**** LISTED ENTRIES ****

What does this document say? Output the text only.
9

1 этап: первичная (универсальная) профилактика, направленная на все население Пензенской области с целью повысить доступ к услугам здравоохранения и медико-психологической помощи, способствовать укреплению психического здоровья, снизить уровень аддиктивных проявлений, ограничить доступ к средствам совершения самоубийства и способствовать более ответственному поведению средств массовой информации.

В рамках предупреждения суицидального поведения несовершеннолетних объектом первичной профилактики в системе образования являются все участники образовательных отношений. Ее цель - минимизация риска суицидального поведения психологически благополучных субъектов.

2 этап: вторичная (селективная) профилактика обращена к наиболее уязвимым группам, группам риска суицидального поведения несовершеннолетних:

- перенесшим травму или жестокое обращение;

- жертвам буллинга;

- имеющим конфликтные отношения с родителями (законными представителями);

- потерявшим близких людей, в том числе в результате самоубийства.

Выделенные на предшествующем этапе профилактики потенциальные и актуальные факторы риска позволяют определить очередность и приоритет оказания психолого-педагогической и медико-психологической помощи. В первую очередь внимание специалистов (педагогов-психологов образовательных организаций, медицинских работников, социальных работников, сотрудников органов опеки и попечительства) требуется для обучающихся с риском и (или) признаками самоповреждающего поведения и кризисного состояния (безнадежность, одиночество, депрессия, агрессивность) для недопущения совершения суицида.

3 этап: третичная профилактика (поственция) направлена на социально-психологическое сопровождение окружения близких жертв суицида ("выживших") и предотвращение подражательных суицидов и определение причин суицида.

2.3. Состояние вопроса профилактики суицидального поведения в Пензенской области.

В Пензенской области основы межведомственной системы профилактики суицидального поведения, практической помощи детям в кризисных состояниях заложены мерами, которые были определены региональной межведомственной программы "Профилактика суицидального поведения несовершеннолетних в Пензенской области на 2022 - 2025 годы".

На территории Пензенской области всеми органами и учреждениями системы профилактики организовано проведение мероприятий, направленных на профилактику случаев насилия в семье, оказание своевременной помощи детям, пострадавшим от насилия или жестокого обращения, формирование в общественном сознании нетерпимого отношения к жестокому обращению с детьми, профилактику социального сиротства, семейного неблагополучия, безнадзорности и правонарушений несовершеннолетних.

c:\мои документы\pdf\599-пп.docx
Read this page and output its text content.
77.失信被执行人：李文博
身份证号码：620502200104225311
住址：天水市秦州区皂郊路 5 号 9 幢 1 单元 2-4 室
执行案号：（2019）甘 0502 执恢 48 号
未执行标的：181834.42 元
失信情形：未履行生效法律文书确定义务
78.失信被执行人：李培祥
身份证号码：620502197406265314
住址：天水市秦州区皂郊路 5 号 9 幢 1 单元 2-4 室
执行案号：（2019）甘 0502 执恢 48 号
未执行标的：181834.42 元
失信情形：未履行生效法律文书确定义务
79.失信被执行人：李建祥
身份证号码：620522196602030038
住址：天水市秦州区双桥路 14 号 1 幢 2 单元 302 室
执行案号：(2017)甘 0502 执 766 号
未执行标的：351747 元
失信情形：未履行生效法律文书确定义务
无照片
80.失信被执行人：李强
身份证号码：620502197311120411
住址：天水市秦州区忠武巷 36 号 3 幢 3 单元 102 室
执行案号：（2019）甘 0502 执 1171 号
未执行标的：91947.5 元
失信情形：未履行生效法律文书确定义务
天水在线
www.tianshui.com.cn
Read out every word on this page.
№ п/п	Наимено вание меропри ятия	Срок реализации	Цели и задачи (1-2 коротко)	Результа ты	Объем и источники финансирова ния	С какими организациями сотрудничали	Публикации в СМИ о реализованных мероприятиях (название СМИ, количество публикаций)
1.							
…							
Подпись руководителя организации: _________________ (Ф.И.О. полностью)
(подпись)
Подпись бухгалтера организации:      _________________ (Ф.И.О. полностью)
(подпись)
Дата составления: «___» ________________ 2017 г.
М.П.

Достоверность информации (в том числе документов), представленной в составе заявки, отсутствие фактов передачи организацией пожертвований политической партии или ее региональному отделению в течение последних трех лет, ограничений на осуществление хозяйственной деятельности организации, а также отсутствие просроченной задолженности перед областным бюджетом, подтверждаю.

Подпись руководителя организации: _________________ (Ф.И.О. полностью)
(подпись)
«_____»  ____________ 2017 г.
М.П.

****

PROBLEM DETAILS
Beginning with the line that contains "Read out every word on this page.", repeat every line through the end of the records and nothing more.

SOLUTION FOR THIS PROBLEM
Read out every word on this page.
№ п/п	Наимено вание меропри ятия	Срок реализации	Цели и задачи (1-2 коротко)	Результа ты	Объем и источники финансирова ния	С какими организациями сотрудничали	Публикации в СМИ о реализованных мероприятиях (название СМИ, количество публикаций)
1.							
…							
Подпись руководителя организации: _________________ (Ф.И.О. полностью)
(подпись)
Подпись бухгалтера организации:      _________________ (Ф.И.О. полностью)
(подпись)
Дата составления: «___» ________________ 2017 г.
М.П.

Достоверность информации (в том числе документов), представленной в составе заявки, отсутствие фактов передачи организацией пожертвований политической партии или ее региональному отделению в течение последних трех лет, ограничений на осуществление хозяйственной деятельности организации, а также отсутствие просроченной задолженности перед областным бюджетом, подтверждаю.

Подпись руководителя организации: _________________ (Ф.И.О. полностью)
(подпись)
«_____»  ____________ 2017 г.
М.П.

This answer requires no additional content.